[start of SOURCE DATA]
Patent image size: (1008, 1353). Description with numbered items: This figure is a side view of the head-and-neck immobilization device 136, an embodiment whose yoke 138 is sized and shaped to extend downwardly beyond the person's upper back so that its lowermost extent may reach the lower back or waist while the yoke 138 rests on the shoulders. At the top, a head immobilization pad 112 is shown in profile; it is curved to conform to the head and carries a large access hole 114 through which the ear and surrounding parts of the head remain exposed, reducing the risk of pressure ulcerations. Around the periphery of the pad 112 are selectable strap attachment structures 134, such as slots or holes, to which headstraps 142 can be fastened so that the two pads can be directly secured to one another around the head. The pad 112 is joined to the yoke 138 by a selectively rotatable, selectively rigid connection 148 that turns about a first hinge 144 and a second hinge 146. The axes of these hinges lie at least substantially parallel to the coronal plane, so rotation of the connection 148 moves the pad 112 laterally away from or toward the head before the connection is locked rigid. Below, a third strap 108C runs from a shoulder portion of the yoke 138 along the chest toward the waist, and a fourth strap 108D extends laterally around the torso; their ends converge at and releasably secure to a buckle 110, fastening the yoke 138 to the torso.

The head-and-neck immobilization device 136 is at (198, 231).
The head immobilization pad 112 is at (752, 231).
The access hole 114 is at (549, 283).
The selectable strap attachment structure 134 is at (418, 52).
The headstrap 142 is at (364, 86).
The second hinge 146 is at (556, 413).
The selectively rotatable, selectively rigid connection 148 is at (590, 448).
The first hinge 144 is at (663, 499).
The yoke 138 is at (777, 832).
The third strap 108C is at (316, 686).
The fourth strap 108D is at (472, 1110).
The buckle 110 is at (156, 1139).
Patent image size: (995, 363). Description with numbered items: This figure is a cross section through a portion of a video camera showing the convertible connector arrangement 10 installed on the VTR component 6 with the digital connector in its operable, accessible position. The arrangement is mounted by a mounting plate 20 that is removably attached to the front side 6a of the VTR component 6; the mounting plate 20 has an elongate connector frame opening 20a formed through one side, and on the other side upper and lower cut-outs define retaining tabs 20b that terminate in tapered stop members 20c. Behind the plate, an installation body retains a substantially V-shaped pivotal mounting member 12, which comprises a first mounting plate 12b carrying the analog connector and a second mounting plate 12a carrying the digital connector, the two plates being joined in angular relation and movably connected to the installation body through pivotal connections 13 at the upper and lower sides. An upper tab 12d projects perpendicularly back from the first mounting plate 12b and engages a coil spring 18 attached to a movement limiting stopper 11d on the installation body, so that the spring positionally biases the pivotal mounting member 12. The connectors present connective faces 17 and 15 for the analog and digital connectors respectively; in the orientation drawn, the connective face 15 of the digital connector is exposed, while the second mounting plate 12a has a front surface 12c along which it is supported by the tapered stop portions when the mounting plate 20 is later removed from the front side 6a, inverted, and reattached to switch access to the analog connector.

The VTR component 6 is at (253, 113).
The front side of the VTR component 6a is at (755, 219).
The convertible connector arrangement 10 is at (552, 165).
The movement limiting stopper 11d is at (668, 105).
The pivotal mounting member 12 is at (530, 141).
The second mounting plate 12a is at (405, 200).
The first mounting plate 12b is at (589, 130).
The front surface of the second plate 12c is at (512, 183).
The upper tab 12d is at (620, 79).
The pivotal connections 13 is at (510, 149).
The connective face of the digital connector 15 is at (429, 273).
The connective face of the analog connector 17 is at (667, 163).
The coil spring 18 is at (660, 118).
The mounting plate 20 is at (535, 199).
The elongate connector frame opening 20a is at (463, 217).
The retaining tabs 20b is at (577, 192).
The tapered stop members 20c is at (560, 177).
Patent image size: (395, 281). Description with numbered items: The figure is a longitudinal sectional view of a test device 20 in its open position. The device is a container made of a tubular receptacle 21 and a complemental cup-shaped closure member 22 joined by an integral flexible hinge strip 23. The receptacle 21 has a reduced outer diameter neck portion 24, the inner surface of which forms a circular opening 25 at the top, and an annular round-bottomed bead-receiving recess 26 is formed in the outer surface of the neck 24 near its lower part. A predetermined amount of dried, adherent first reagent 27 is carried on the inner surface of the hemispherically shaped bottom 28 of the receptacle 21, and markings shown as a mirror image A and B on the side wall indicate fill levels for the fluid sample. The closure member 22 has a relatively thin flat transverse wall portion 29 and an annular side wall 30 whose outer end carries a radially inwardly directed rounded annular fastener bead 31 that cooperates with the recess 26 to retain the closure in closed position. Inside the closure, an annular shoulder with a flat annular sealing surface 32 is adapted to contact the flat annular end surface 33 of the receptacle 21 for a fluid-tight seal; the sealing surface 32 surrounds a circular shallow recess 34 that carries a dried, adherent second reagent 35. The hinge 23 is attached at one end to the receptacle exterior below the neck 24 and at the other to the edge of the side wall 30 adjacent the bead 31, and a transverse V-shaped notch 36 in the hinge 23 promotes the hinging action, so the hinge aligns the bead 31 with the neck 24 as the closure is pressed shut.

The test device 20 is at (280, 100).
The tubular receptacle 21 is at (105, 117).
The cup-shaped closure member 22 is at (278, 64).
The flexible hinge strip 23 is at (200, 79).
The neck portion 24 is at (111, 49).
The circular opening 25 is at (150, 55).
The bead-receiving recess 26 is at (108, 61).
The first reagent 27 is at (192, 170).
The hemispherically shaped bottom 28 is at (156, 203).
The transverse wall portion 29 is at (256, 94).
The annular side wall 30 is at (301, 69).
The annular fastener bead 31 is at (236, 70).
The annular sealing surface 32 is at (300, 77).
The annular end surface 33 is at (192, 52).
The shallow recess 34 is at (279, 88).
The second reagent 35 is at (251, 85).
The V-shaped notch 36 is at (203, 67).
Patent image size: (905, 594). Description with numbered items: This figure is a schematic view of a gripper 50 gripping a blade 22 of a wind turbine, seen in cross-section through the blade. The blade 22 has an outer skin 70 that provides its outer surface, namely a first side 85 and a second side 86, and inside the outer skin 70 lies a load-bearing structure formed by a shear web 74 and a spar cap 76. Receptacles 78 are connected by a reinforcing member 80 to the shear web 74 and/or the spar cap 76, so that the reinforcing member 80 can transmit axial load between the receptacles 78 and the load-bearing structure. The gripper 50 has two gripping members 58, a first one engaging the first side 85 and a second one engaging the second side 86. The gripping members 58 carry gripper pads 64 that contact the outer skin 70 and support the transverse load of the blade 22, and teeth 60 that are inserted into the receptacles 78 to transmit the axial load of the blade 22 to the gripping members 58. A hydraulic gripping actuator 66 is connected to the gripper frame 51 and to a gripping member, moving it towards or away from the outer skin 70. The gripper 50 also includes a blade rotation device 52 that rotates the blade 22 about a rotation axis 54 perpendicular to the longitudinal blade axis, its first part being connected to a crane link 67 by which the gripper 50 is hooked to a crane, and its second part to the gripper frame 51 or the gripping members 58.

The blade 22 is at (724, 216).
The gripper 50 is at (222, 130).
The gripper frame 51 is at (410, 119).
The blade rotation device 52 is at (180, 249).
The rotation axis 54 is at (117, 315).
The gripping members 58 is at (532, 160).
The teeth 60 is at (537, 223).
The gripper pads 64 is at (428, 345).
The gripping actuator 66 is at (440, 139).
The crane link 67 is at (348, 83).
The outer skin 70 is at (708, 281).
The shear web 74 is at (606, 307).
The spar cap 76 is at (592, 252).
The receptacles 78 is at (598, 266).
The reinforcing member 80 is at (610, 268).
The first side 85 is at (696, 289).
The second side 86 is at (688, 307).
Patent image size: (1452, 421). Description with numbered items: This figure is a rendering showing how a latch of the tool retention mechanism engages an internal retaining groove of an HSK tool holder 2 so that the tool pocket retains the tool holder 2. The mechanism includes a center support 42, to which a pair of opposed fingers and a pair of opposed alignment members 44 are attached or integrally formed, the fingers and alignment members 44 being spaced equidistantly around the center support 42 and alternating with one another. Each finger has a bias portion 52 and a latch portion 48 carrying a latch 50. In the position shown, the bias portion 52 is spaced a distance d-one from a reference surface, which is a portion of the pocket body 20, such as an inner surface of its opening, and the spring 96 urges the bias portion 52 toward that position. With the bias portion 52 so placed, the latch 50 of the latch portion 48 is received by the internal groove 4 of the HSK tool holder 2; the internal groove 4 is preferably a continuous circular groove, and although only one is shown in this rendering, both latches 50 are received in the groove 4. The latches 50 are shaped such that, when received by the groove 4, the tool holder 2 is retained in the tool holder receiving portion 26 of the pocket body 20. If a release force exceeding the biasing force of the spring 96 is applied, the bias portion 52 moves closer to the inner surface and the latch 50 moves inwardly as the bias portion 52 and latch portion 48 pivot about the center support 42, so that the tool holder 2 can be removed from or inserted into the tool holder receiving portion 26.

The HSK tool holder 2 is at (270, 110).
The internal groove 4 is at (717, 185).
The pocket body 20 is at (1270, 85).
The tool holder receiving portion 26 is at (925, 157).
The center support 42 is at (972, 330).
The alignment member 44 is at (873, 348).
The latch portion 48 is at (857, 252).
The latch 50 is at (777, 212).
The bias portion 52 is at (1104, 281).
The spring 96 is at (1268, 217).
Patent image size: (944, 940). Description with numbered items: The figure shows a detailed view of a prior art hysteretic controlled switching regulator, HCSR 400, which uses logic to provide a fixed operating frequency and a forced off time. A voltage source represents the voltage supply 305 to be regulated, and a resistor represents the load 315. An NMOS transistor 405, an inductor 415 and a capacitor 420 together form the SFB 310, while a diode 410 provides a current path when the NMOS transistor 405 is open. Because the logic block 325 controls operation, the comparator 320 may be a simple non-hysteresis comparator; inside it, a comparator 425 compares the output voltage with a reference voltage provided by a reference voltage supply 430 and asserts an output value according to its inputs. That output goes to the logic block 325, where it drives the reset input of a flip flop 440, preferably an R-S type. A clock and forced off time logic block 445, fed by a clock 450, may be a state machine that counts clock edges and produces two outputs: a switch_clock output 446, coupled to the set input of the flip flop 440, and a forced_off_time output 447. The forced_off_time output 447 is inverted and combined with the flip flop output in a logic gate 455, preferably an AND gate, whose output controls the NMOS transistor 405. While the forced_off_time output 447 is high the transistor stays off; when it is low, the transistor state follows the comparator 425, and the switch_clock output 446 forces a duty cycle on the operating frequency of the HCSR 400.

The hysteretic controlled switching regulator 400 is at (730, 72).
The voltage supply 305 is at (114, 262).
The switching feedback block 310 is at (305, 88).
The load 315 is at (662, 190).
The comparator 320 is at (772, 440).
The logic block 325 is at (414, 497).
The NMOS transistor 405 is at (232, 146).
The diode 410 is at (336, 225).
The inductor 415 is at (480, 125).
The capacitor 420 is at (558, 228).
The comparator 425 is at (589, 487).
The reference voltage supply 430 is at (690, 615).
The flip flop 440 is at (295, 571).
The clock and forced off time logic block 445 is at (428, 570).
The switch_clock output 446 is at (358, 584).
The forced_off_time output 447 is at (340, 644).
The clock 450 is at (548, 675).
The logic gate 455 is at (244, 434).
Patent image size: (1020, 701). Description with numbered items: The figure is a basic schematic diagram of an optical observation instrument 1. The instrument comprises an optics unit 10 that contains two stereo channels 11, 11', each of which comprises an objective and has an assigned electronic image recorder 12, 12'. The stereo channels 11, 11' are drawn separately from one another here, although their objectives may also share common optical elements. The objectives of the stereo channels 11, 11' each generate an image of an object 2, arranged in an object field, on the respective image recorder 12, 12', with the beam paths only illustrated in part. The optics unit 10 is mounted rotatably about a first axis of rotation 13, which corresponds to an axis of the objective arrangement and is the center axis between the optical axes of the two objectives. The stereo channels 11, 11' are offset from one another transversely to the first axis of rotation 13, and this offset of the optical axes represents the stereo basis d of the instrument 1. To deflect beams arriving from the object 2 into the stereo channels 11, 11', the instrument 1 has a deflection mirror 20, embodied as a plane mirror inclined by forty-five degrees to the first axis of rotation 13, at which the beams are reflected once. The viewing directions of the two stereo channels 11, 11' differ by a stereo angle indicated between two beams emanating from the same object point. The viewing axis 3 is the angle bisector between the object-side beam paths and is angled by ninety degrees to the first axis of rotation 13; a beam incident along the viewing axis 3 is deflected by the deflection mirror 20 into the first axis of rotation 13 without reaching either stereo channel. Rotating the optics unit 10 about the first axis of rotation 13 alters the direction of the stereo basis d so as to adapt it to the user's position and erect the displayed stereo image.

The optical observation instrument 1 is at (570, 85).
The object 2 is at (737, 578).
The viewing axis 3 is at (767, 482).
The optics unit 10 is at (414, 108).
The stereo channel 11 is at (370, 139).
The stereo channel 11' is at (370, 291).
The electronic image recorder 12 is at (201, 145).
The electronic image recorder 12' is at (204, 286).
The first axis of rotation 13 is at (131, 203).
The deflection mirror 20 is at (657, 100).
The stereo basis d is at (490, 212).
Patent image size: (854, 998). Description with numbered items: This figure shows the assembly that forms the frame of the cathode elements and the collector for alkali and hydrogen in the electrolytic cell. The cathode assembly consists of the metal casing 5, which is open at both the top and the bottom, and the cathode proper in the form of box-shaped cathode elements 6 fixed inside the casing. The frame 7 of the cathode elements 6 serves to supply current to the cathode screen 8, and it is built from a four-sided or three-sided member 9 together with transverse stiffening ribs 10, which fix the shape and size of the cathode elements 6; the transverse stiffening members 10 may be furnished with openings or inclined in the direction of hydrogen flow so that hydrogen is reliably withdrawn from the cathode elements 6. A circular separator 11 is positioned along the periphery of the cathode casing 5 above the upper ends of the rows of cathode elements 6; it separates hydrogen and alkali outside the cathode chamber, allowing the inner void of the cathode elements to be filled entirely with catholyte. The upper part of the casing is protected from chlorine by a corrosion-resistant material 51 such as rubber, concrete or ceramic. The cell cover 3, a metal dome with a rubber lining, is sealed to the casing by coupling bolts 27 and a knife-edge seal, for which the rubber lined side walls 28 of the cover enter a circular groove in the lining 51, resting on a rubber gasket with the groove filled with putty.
[end of SOURCE DATA]
* **WHAT YOU SHOULD DO**:
Print the lines from the one containing "Patent image size: (1452, 421)." through the one containing "The HSK tool holder 2 is at (270, 110).", inclusive, reproducing them exactly.

* **OUTPUT FOR THIS EXERCISE**:
Patent image size: (1452, 421). Description with numbered items: This figure is a rendering showing how a latch of the tool retention mechanism engages an internal retaining groove of an HSK tool holder 2 so that the tool pocket retains the tool holder 2. The mechanism includes a center support 42, to which a pair of opposed fingers and a pair of opposed alignment members 44 are attached or integrally formed, the fingers and alignment members 44 being spaced equidistantly around the center support 42 and alternating with one another. Each finger has a bias portion 52 and a latch portion 48 carrying a latch 50. In the position shown, the bias portion 52 is spaced a distance d-one from a reference surface, which is a portion of the pocket body 20, such as an inner surface of its opening, and the spring 96 urges the bias portion 52 toward that position. With the bias portion 52 so placed, the latch 50 of the latch portion 48 is received by the internal groove 4 of the HSK tool holder 2; the internal groove 4 is preferably a continuous circular groove, and although only one is shown in this rendering, both latches 50 are received in the groove 4. The latches 50 are shaped such that, when received by the groove 4, the tool holder 2 is retained in the tool holder receiving portion 26 of the pocket body 20. If a release force exceeding the biasing force of the spring 96 is applied, the bias portion 52 moves closer to the inner surface and the latch 50 moves inwardly as the bias portion 52 and latch portion 48 pivot about the center support 42, so that the tool holder 2 can be removed from or inserted into the tool holder receiving portion 26.

The HSK tool holder 2 is at (270, 110).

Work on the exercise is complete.